Task requirements
Put the records starting at the line containing "Localize 100 of" and ending at the line containing "414, 137, 580]" into a two-column CSV with the headers record and answer. Give one row per record, with each field quoted and line breaks replaced by spaces, and leave the pictures out.

--- begin Data section ---

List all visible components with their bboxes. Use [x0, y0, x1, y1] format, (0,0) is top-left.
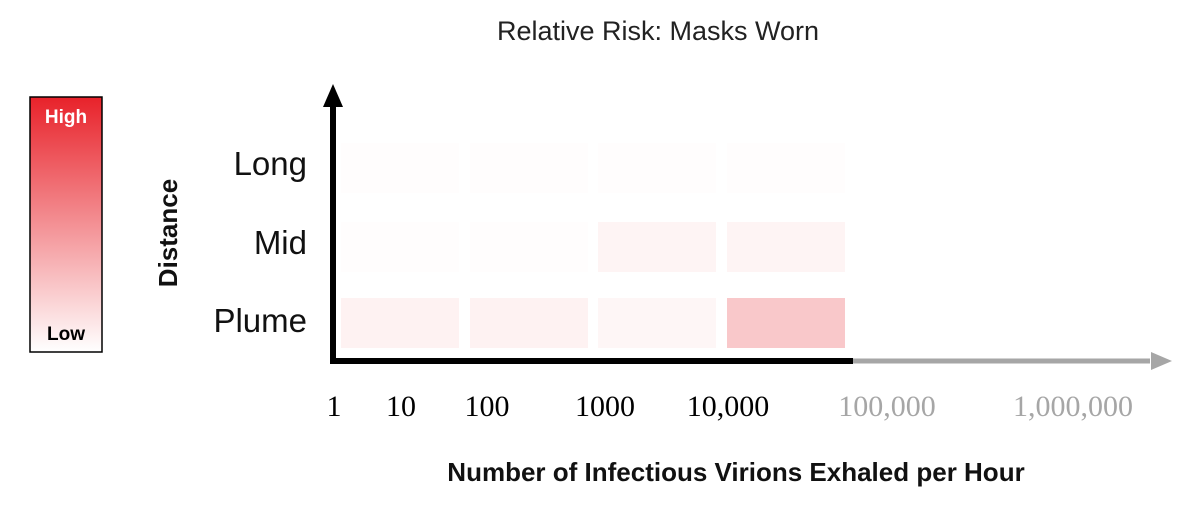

--- end Data section ---
--- begin Data section ---

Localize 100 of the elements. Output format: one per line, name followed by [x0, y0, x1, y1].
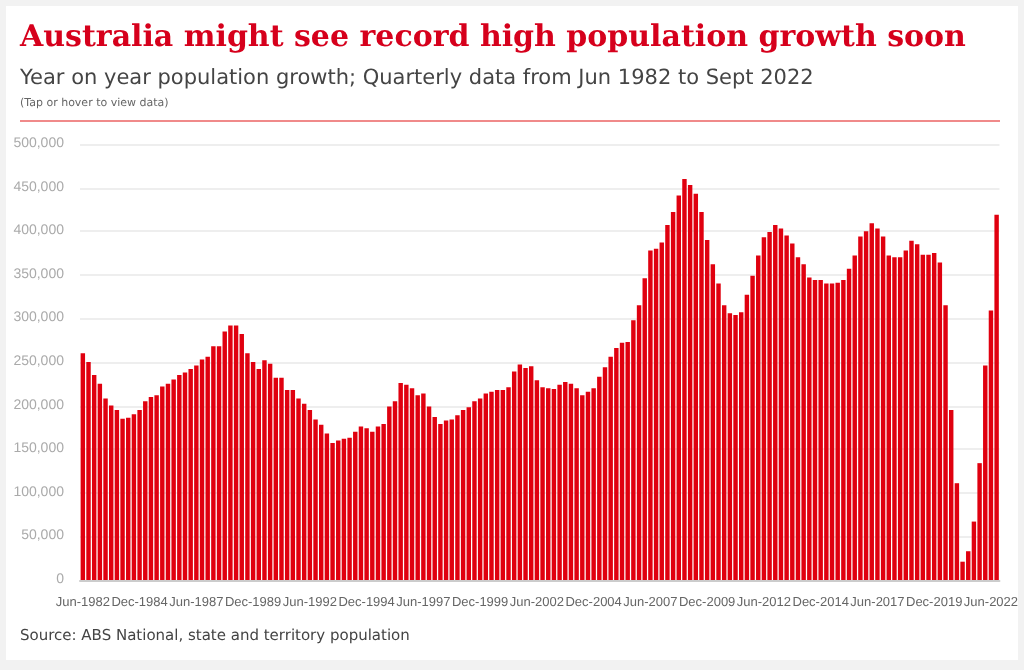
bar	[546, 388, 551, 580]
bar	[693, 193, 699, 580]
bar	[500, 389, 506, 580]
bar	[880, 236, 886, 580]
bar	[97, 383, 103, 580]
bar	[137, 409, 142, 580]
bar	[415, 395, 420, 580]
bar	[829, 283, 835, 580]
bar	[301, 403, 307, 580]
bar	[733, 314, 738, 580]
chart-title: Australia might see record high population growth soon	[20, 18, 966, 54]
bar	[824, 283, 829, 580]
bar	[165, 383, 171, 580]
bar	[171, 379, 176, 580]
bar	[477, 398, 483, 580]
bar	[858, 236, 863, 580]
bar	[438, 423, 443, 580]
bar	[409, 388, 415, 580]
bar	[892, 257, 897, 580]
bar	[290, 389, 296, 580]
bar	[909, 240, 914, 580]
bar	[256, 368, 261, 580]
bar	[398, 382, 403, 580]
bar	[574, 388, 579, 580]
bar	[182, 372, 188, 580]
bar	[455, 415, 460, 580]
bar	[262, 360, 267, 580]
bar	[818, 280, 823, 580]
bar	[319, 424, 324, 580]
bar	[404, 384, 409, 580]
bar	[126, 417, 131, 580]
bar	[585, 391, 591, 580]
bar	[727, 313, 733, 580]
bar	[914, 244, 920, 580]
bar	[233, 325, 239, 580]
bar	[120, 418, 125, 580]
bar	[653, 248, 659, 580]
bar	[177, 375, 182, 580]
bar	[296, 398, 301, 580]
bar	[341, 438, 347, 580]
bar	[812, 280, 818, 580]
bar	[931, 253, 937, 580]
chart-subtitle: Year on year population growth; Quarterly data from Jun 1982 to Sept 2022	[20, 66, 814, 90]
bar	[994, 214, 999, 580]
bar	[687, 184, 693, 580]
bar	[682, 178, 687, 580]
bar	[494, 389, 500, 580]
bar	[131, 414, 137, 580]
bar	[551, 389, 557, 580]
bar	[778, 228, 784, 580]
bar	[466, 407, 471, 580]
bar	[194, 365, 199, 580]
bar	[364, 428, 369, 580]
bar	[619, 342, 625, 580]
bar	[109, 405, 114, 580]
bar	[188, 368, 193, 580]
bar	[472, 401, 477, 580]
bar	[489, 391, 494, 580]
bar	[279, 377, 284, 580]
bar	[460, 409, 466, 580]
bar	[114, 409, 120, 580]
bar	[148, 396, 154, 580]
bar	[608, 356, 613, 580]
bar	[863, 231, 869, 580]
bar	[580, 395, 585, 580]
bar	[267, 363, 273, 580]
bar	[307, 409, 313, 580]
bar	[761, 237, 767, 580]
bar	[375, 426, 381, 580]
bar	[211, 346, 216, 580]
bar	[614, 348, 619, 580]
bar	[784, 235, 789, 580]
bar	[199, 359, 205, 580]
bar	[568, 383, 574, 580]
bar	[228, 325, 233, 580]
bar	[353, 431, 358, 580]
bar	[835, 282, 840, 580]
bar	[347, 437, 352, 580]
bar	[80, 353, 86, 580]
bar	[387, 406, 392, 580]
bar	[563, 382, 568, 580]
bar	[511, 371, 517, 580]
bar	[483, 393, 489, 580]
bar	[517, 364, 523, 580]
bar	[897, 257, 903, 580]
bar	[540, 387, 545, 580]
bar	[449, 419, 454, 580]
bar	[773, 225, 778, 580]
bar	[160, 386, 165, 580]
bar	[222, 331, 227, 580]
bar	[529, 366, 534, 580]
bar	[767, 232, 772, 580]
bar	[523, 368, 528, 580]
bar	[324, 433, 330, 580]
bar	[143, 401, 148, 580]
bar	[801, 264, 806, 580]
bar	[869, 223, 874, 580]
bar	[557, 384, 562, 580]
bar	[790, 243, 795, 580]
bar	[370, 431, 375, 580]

--- end Data section ---

Answer in full
record,answer
"Localize 100 of the elements. Output format: one per line, name followed by [x0, y0, x1, y1].","bar	[546, 388, 551, 580] bar	[693, 193, 699, 580] bar	[500, 389, 506, 580] bar	[880, 236, 886, 580] bar	[97, 383, 103, 580] bar	[137, 409, 142, 580] bar	[415, 395, 420, 580] bar	[829, 283, 835, 580] bar	[301, 403, 307, 580] bar	[733, 314, 738, 580] chart-title: Australia might see record high population growth soon	[20, 18, 966, 54] bar	[824, 283, 829, 580] bar	[165, 383, 171, 580] bar	[171, 379, 176, 580] bar	[477, 398, 483, 580] bar	[858, 236, 863, 580] bar	[438, 423, 443, 580] bar	[409, 388, 415, 580] bar	[892, 257, 897, 580] bar	[290, 389, 296, 580] bar	[909, 240, 914, 580] bar	[256, 368, 261, 580] bar	[398, 382, 403, 580] bar	[574, 388, 579, 580] bar	[182, 372, 188, 580] bar	[455, 415, 460, 580] bar	[262, 360, 267, 580] bar	[818, 280, 823, 580] bar	[319, 424, 324, 580] bar	[404, 384, 409, 580] bar	[126, 417, 131, 580] bar	[585, 391, 591, 580] bar	[727, 313, 733, 580] bar	[914, 244, 920, 580] bar	[233, 325, 239, 580] bar	[120, 418, 125, 580] bar	[653, 248, 659, 580] bar	[177, 375, 182, 580] bar	[296, 398, 301, 580] bar	[341, 438, 347, 580] bar	[812, 280, 818, 580] bar	[931, 253, 937, 580] chart-subtitle: Year on year population growth; Quarterly data from Jun 1982 to Sept 2022	[20, 66, 814, 90] bar	[994, 214, 999, 580] bar	[687, 184, 693, 580] bar	[682, 178, 687, 580] bar	[494, 389, 500, 580] bar	[131, 414, 137, 580]"